### SELECTED EXCERPT
== Segment start ==

When performing an external environment analysis it is important to distinguish between the macro environment (that can be analysed using a PEST analysis) and the micro environment – industry (that can be analysed using a Porter 5 forces analysis). Concerning the macro environment, this can be usually analysed using the PEST (Political, Economic, Societal, and Technological factors), more recently the PESTEL or PESTLE (which adds ecological and legal factors), the ScanStep© (Pitt and Koufopoulos, 2012) (which also includes security and cultural issues), or the ESTEMPLE (Angwin et al., 2011) (which adds ethical and media factors) analysis. But the important thing to keep in mind is not how many factors of the micro environment you are going to analyse, but how these impact the industry and thereby your company. Specifically, all these factors of the macro environment, impact the micro environment (industry) in which your company is operating in. Therefore, by impacting the industry that the company is operating in, they have an impact on the strategy that the company is following or has to follow. This is why companies have to constantly monitor the external environment to see for and predict changes, so as to adjust their strategy to achieve competitive advantage. Therefore it is important to identify and analyse the most important external environment factors that will (or have the potential to) impact the industry and thereby the company.

== Segment end ==

Bounding box prediction data
== Segment start ==

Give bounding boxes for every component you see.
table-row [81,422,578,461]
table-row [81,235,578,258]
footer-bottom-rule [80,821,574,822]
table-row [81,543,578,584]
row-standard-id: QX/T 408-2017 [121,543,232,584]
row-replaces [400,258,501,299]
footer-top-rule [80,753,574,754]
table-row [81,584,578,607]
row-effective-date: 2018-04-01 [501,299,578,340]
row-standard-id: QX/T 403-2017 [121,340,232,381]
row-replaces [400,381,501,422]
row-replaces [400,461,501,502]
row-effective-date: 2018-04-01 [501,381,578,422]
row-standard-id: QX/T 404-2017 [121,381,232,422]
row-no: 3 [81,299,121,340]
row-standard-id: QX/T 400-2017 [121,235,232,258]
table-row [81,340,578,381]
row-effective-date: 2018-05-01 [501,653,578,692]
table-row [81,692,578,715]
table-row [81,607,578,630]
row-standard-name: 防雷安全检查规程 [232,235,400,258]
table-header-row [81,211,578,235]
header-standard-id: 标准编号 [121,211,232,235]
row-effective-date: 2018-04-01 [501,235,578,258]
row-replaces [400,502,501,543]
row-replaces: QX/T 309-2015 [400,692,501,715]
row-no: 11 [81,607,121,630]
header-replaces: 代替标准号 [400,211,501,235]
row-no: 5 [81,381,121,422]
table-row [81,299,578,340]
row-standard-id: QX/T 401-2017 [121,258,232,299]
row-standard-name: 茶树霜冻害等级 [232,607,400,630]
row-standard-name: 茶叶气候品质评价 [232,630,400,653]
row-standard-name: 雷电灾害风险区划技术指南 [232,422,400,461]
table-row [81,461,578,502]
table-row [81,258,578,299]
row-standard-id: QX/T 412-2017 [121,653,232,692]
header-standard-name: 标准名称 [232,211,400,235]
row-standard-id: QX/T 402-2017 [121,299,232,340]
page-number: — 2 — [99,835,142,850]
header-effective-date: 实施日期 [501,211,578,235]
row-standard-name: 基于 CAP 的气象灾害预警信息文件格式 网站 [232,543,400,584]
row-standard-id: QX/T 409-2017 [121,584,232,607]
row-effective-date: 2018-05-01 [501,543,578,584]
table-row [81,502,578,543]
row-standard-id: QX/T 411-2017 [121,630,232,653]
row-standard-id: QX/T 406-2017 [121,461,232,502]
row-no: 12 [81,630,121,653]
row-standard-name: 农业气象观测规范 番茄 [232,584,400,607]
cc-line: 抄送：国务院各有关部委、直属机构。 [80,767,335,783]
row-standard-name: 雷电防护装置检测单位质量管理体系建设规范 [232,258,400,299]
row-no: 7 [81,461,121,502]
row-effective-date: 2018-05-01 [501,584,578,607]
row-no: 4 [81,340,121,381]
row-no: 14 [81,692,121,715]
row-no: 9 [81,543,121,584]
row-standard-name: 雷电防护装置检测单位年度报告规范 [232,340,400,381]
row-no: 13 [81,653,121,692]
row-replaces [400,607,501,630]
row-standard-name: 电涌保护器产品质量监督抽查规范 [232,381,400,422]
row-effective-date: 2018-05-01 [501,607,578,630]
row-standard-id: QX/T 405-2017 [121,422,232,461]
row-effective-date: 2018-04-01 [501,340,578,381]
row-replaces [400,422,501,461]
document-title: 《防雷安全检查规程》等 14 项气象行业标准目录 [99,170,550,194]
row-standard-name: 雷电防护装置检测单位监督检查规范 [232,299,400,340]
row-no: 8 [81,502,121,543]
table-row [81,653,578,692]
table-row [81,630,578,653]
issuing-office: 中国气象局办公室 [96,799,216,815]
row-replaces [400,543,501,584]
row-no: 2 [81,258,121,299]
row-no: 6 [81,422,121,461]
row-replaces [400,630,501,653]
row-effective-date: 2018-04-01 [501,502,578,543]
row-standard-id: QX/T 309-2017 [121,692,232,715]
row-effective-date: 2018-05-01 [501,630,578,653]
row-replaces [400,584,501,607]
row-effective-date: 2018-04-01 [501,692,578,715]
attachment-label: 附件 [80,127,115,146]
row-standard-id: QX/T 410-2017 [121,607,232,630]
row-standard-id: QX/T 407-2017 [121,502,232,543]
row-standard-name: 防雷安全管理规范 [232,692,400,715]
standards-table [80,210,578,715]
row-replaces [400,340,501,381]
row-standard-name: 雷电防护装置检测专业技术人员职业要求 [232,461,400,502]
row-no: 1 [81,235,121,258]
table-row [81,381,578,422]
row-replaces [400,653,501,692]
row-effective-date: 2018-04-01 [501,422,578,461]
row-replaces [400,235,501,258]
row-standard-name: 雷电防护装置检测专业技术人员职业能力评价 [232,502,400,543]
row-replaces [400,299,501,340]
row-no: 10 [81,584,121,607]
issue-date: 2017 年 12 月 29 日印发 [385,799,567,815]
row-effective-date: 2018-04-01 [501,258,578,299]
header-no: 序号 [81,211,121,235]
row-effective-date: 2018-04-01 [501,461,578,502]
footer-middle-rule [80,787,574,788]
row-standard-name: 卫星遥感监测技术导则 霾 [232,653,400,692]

== Segment end ==

### QUESTIONS
**1)** According to the passage on external environment analysis, which two factors does the ESTEMPLE analysis add?
**2)** List every framework that the passage on external environment analysis names for analyzing the macro environment.
**3)** Continue the passage on external environment analysis from its final sentence.

### ANSWERS
**1)** Ethical and media factors.

**2)** PEST, PESTEL or PESTLE, ScanStep©, ESTEMPLE

**3)**
Similarly the stakeholder analysis is mainly performed to identify the main stakeholders that will have an impact on company (Mitchell et al., 1997). Based on these stakeholders’ expectations the company will have to formulate a strategy to meet and exceed their expectations. Thereby, the first step in this process is to again identify the most important stakeholders that will (or have the potential) to impact the company.
Based on the above, which factors of the external environment and which stakeholders do you consider to be most important for Thermo Fisher Scientific that you have analysed?References
Angwin, D., S. Cummings & C. Smith, (2011) The Strategy Pathfinder: Core Concepts and Live Cases,Chichester: John Wiley & Sons.
Mitchell, R. K., B. R. Agle & D. J. Wood, (1997) 'Toward a Theory of Stakeholder Identification and Salience: Defining the Principle of Who and What Really Counts', Academy of Management Review, 22 (4) pp.853-886.
Pitt, M. R. & D. Koufopoulos, (2012) Essentials of Strategic Management,London: Sage.